= GOAL OF THE EXERCISE =
Return the records verbatim, starting at their very first line and ending at the line that contains "x-tick-label: 00:00 — [211, 490, 250, 509]", with both of those lines included.

*** INFORMATION SUPPLIED ***

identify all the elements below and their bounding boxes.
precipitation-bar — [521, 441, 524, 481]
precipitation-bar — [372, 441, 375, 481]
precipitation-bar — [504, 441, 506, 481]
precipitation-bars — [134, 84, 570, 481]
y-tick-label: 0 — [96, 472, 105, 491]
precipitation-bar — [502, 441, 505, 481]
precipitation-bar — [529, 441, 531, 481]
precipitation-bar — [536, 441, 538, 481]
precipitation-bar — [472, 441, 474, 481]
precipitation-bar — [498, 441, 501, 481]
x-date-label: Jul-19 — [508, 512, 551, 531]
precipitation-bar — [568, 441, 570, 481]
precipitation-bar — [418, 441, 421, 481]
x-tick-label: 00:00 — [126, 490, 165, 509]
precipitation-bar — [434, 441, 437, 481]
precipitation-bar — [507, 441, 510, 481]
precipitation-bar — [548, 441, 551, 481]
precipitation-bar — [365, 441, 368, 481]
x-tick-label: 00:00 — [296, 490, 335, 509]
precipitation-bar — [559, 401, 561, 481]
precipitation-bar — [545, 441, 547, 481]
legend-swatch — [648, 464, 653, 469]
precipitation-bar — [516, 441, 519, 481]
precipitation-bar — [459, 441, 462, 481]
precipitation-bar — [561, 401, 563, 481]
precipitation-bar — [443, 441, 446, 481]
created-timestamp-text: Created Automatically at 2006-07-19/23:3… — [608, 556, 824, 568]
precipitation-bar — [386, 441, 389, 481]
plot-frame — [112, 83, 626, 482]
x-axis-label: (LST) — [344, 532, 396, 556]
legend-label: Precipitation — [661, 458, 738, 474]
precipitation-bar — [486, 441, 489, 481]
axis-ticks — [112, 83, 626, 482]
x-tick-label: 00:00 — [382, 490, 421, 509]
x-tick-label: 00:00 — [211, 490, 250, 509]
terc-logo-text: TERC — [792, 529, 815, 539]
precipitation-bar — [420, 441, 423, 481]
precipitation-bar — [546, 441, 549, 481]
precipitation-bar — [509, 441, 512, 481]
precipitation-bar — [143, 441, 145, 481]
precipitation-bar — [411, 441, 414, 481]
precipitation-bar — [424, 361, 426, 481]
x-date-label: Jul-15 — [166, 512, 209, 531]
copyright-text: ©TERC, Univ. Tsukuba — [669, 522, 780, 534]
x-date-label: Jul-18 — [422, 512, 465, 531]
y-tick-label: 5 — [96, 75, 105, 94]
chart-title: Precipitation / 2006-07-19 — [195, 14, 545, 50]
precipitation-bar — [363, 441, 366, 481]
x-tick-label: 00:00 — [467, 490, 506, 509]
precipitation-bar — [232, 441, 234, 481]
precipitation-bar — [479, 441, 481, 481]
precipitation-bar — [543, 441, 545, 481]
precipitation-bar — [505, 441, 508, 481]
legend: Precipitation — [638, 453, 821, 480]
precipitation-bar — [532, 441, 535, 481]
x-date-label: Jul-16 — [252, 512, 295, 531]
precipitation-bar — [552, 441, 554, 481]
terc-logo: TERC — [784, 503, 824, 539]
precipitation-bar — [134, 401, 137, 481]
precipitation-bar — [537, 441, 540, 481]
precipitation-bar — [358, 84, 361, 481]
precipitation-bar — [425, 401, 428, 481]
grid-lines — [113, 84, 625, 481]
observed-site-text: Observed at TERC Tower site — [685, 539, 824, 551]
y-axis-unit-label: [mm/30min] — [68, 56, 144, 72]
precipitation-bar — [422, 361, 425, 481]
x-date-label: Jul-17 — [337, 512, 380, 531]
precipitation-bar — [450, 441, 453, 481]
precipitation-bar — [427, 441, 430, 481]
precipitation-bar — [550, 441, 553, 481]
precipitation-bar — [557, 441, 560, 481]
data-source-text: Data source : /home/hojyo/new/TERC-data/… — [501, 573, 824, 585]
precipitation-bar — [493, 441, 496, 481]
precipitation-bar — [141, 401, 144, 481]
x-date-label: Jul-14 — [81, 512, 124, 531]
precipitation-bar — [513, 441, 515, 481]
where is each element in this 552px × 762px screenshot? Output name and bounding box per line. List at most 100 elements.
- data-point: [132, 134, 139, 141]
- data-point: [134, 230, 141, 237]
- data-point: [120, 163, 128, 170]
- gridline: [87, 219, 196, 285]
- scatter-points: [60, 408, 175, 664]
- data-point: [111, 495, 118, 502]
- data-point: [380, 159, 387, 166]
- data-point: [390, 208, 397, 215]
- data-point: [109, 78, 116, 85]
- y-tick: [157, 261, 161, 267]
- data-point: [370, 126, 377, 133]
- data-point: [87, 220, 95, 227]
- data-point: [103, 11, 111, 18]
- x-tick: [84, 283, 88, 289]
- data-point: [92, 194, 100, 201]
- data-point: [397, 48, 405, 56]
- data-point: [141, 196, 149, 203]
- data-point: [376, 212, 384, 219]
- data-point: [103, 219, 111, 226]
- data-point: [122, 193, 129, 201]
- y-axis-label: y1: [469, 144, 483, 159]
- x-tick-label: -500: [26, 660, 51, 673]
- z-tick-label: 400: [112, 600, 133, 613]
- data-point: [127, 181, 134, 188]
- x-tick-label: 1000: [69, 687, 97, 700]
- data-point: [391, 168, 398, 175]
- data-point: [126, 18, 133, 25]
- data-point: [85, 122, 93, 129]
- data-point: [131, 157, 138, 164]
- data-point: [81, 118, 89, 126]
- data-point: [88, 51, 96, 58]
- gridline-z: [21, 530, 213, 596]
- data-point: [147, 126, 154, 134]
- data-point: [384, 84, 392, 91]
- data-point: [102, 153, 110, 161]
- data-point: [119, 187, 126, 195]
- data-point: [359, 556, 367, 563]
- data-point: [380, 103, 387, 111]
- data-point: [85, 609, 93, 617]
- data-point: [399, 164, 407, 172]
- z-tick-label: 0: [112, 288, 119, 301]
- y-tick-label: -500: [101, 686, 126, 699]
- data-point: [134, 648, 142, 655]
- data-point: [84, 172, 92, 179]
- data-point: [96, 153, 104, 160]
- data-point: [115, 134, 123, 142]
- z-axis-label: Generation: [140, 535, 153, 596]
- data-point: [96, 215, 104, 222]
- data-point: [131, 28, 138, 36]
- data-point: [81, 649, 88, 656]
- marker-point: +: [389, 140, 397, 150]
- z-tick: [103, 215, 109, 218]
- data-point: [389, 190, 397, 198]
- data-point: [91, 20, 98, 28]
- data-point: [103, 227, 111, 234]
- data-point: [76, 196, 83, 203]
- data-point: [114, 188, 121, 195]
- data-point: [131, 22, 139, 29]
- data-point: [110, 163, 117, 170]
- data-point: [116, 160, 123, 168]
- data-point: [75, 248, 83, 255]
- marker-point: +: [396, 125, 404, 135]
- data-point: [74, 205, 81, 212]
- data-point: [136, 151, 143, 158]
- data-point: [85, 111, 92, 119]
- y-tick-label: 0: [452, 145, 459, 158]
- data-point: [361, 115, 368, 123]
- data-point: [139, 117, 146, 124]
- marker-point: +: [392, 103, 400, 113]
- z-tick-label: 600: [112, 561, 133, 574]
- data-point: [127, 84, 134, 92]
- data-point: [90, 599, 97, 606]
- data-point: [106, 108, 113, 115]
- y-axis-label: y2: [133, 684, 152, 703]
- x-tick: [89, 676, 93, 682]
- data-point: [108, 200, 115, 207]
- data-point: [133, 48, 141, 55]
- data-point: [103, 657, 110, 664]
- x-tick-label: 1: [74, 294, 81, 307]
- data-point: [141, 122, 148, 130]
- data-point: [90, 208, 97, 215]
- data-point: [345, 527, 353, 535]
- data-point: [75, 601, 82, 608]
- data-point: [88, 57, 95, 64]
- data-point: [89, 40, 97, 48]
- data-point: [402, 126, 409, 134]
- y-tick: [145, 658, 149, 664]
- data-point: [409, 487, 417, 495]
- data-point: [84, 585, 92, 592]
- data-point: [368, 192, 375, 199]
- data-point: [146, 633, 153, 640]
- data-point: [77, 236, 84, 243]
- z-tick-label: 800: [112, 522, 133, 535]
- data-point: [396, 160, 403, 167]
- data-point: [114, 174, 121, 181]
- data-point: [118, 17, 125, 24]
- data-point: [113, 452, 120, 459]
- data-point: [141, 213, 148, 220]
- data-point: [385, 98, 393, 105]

***

= FULL RESPONSE =
identify all the elements below and their bounding boxes.
precipitation-bar — [521, 441, 524, 481]
precipitation-bar — [372, 441, 375, 481]
precipitation-bar — [504, 441, 506, 481]
precipitation-bars — [134, 84, 570, 481]
y-tick-label: 0 — [96, 472, 105, 491]
precipitation-bar — [502, 441, 505, 481]
precipitation-bar — [529, 441, 531, 481]
precipitation-bar — [536, 441, 538, 481]
precipitation-bar — [472, 441, 474, 481]
precipitation-bar — [498, 441, 501, 481]
x-date-label: Jul-19 — [508, 512, 551, 531]
precipitation-bar — [568, 441, 570, 481]
precipitation-bar — [418, 441, 421, 481]
x-tick-label: 00:00 — [126, 490, 165, 509]
precipitation-bar — [434, 441, 437, 481]
precipitation-bar — [507, 441, 510, 481]
precipitation-bar — [548, 441, 551, 481]
precipitation-bar — [365, 441, 368, 481]
x-tick-label: 00:00 — [296, 490, 335, 509]
precipitation-bar — [559, 401, 561, 481]
precipitation-bar — [545, 441, 547, 481]
legend-swatch — [648, 464, 653, 469]
precipitation-bar — [516, 441, 519, 481]
precipitation-bar — [459, 441, 462, 481]
precipitation-bar — [561, 401, 563, 481]
precipitation-bar — [443, 441, 446, 481]
created-timestamp-text: Created Automatically at 2006-07-19/23:3… — [608, 556, 824, 568]
precipitation-bar — [386, 441, 389, 481]
plot-frame — [112, 83, 626, 482]
x-axis-label: (LST) — [344, 532, 396, 556]
legend-label: Precipitation — [661, 458, 738, 474]
precipitation-bar — [486, 441, 489, 481]
axis-ticks — [112, 83, 626, 482]
x-tick-label: 00:00 — [382, 490, 421, 509]
x-tick-label: 00:00 — [211, 490, 250, 509]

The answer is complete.